======== EXTRACTED RECORDS

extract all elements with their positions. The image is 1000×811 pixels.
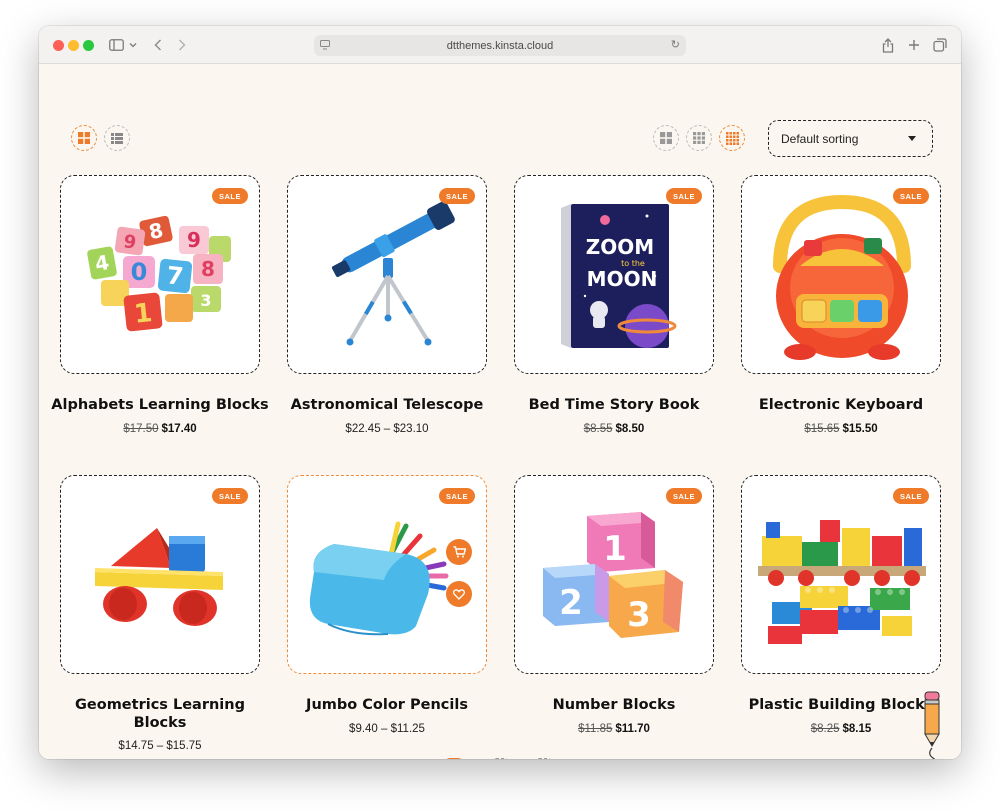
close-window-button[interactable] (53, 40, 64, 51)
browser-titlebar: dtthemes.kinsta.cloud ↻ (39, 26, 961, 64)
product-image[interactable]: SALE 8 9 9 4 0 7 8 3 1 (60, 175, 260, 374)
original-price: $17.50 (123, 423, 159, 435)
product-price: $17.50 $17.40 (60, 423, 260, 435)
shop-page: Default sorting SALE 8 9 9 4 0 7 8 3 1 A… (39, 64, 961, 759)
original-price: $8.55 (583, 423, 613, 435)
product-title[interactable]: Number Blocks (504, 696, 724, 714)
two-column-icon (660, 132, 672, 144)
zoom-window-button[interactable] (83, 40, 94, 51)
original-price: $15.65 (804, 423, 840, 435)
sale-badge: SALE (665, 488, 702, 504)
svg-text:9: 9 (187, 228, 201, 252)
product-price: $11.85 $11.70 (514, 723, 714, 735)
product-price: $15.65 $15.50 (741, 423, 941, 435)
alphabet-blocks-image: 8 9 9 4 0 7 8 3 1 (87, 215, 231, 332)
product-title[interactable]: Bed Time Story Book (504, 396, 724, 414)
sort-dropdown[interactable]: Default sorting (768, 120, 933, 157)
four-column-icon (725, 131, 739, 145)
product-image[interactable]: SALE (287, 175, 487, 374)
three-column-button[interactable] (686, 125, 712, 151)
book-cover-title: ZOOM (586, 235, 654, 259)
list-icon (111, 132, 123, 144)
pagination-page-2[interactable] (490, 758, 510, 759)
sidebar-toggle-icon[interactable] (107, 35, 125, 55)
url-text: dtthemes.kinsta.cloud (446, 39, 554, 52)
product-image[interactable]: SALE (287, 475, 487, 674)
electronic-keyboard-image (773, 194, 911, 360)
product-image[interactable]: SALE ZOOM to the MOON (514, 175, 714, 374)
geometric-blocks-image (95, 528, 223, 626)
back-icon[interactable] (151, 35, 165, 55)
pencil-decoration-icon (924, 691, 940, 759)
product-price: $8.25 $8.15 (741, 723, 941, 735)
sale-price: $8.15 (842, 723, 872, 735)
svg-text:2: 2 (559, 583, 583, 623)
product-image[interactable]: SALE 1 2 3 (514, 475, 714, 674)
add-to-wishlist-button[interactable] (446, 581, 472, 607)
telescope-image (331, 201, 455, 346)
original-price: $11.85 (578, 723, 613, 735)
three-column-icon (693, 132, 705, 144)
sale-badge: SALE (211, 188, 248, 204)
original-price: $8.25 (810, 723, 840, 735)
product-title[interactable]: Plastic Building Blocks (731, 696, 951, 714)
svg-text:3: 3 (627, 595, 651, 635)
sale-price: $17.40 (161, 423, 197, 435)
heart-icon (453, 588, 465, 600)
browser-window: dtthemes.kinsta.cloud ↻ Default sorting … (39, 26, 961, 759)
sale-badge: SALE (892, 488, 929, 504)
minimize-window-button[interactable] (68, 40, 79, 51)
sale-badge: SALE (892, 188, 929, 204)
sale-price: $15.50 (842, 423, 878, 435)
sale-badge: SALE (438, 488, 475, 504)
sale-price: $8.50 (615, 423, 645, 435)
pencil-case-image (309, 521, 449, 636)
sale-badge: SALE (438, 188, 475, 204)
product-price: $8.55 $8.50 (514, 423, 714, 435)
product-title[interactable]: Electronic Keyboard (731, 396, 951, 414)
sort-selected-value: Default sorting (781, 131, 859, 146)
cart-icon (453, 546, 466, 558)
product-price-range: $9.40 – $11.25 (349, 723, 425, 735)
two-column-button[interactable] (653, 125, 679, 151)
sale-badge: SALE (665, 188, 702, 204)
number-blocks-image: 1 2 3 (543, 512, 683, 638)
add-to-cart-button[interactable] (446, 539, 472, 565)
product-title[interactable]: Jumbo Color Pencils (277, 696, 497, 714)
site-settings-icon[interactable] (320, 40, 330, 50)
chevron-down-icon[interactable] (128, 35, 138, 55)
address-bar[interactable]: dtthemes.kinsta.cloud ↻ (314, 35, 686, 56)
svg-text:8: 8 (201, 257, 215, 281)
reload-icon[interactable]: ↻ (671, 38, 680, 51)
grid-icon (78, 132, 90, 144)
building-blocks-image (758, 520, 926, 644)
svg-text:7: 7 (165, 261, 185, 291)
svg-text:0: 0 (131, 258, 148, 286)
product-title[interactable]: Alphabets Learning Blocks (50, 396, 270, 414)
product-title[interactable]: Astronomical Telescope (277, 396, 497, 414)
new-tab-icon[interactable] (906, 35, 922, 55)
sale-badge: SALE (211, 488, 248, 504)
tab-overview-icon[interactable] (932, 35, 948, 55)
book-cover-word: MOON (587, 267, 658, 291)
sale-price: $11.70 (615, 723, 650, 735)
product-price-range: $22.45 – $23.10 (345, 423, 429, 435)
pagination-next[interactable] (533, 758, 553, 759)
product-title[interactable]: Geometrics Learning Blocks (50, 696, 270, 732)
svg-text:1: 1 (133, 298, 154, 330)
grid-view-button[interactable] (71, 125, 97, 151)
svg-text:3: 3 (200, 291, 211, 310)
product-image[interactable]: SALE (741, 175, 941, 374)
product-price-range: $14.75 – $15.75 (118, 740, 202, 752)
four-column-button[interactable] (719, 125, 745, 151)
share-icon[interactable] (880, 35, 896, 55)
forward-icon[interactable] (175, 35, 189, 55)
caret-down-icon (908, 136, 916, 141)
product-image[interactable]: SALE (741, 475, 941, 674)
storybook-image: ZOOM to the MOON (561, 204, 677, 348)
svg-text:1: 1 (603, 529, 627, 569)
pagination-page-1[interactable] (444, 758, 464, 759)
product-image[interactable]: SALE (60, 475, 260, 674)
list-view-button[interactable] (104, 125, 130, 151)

================
======== EXTRACTED RECORDS

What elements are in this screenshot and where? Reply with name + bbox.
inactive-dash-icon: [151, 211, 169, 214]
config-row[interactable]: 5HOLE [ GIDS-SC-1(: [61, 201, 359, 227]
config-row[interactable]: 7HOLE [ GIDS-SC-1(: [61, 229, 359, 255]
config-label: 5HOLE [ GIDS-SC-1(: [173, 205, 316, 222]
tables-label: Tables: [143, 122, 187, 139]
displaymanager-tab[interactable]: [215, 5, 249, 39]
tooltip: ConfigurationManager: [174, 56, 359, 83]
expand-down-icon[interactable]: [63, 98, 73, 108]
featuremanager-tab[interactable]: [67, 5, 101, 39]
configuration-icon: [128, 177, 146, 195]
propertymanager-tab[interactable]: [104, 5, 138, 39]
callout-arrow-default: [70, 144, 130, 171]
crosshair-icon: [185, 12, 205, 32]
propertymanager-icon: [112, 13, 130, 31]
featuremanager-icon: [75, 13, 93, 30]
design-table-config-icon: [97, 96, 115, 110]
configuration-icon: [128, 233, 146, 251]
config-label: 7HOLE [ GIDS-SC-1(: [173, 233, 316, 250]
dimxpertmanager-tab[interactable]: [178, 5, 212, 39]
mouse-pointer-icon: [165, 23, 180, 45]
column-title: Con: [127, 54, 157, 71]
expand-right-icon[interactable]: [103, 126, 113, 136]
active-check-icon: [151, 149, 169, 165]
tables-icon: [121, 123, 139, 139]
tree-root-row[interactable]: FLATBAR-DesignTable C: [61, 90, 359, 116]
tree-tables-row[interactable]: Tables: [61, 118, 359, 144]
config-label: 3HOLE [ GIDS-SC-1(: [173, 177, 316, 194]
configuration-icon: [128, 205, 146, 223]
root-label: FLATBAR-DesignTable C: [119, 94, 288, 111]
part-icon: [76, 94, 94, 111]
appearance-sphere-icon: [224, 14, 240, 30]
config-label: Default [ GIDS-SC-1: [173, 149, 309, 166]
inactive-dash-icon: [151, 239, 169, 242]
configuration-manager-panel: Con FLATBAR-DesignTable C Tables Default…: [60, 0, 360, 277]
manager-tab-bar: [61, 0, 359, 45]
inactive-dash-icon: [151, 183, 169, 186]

================
======== EXTRACTED RECORDS

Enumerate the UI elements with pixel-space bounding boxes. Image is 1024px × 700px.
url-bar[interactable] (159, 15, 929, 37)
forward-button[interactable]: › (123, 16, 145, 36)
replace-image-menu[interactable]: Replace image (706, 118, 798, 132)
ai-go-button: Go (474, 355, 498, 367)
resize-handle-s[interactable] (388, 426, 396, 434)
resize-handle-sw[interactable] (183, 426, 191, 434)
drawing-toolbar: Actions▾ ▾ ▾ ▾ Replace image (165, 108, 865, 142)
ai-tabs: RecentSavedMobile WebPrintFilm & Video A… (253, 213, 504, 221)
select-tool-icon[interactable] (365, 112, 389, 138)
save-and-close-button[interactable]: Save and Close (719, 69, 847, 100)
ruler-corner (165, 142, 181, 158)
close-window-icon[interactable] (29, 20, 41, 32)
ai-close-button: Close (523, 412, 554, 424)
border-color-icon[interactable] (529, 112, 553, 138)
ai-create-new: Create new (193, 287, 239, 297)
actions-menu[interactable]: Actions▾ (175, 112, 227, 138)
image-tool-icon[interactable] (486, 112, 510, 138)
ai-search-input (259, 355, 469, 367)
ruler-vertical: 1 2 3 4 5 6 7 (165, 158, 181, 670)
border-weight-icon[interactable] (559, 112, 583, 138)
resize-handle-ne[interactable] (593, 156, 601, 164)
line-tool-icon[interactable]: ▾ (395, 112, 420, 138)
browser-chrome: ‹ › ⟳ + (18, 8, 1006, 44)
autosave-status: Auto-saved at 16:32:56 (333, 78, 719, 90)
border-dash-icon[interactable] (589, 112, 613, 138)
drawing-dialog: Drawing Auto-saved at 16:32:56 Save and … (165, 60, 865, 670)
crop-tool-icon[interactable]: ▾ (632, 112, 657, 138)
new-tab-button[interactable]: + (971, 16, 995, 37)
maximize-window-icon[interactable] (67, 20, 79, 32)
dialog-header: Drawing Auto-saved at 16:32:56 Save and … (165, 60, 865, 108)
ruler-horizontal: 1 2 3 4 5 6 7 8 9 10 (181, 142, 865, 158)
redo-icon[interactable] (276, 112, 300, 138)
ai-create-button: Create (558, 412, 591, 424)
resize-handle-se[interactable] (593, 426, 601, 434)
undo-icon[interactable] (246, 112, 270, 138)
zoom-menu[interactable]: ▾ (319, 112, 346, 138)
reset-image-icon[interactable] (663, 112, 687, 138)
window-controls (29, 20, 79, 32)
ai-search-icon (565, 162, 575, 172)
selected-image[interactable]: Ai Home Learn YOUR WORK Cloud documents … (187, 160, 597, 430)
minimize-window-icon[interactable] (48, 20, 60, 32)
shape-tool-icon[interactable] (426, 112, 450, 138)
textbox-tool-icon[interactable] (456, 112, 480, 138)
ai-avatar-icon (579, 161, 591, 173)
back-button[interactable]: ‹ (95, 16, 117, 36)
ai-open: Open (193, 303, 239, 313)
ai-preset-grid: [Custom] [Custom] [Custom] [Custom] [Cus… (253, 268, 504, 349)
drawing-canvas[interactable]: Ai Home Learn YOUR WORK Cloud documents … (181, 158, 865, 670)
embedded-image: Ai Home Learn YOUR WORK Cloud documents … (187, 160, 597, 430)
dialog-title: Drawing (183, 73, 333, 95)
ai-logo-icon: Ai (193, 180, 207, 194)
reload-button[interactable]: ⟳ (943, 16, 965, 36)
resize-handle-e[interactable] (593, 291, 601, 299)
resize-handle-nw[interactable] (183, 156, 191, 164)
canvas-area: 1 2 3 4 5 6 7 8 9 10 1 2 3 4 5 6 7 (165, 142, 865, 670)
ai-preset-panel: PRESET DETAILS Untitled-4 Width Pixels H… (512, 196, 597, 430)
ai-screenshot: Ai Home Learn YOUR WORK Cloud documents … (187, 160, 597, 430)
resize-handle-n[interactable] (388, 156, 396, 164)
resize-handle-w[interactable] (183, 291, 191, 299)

================

Copy out everything from the line containing "Enumerate the UI" down to the line containing "ai-create-new: Create new", with both of those lines included, reproducing each line with no changes.

[EXERCISE SOLUTION]:
Enumerate the UI elements with pixel-space bounding boxes. Image is 1024px × 700px.
url-bar[interactable] (159, 15, 929, 37)
forward-button[interactable]: › (123, 16, 145, 36)
replace-image-menu[interactable]: Replace image (706, 118, 798, 132)
ai-go-button: Go (474, 355, 498, 367)
resize-handle-s[interactable] (388, 426, 396, 434)
resize-handle-sw[interactable] (183, 426, 191, 434)
drawing-toolbar: Actions▾ ▾ ▾ ▾ Replace image (165, 108, 865, 142)
ai-tabs: RecentSavedMobile WebPrintFilm & Video A… (253, 213, 504, 221)
select-tool-icon[interactable] (365, 112, 389, 138)
save-and-close-button[interactable]: Save and Close (719, 69, 847, 100)
ruler-corner (165, 142, 181, 158)
close-window-icon[interactable] (29, 20, 41, 32)
ai-close-button: Close (523, 412, 554, 424)
border-color-icon[interactable] (529, 112, 553, 138)
ai-create-new: Create new (193, 287, 239, 297)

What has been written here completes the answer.